• What is required: Repeat the listing word for word. No pictures belong in the copy.

• Given entries:
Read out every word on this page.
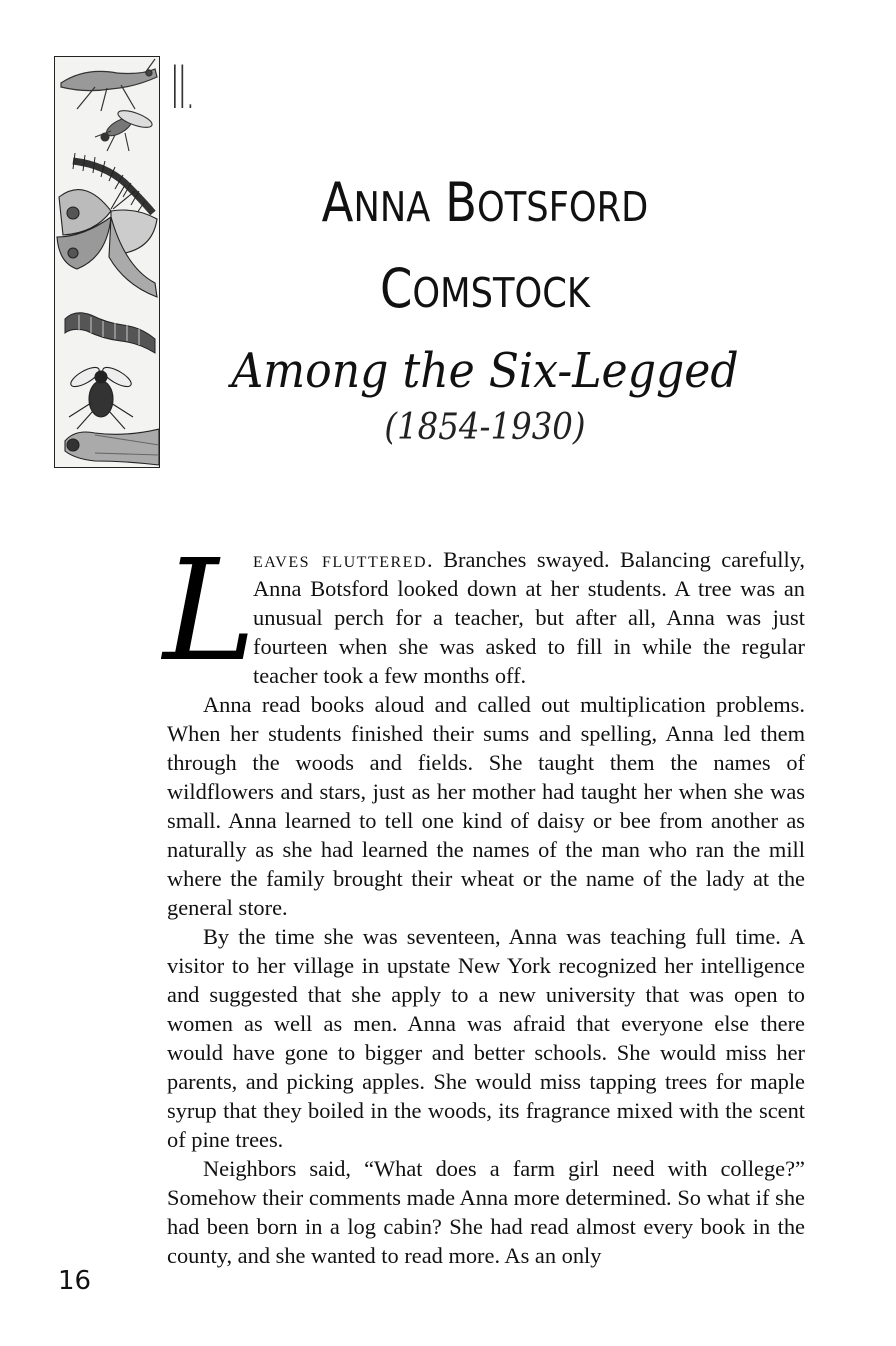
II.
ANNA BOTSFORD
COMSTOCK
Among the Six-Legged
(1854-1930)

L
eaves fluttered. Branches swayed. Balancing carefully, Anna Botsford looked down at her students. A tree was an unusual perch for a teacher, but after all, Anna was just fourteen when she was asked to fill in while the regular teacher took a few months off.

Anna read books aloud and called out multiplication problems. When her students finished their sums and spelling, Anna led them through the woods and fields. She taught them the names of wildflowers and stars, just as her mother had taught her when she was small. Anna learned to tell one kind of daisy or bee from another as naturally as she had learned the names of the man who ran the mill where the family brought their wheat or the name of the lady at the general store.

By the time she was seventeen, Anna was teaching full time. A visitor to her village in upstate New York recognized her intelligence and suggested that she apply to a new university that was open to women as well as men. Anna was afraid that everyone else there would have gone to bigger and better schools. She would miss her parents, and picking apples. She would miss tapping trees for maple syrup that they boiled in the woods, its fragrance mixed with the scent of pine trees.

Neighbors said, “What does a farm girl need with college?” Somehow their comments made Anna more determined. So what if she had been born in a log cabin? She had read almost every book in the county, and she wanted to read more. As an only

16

• Solution for this problem:
Read out every word on this page.
II.
ANNA BOTSFORD
COMSTOCK
Among the Six-Legged
(1854-1930)

L
eaves fluttered. Branches swayed. Balancing carefully, Anna Botsford looked down at her students. A tree was an unusual perch for a teacher, but after all, Anna was just fourteen when she was asked to fill in while the regular teacher took a few months off.

Anna read books aloud and called out multiplication problems. When her students finished their sums and spelling, Anna led them through the woods and fields. She taught them the names of wildflowers and stars, just as her mother had taught her when she was small. Anna learned to tell one kind of daisy or bee from another as naturally as she had learned the names of the man who ran the mill where the family brought their wheat or the name of the lady at the general store.

By the time she was seventeen, Anna was teaching full time. A visitor to her village in upstate New York recognized her intelligence and suggested that she apply to a new university that was open to women as well as men. Anna was afraid that everyone else there would have gone to bigger and better schools. She would miss her parents, and picking apples. She would miss tapping trees for maple syrup that they boiled in the woods, its fragrance mixed with the scent of pine trees.

Neighbors said, “What does a farm girl need with college?” Somehow their comments made Anna more determined. So what if she had been born in a log cabin? She had read almost every book in the county, and she wanted to read more. As an only

16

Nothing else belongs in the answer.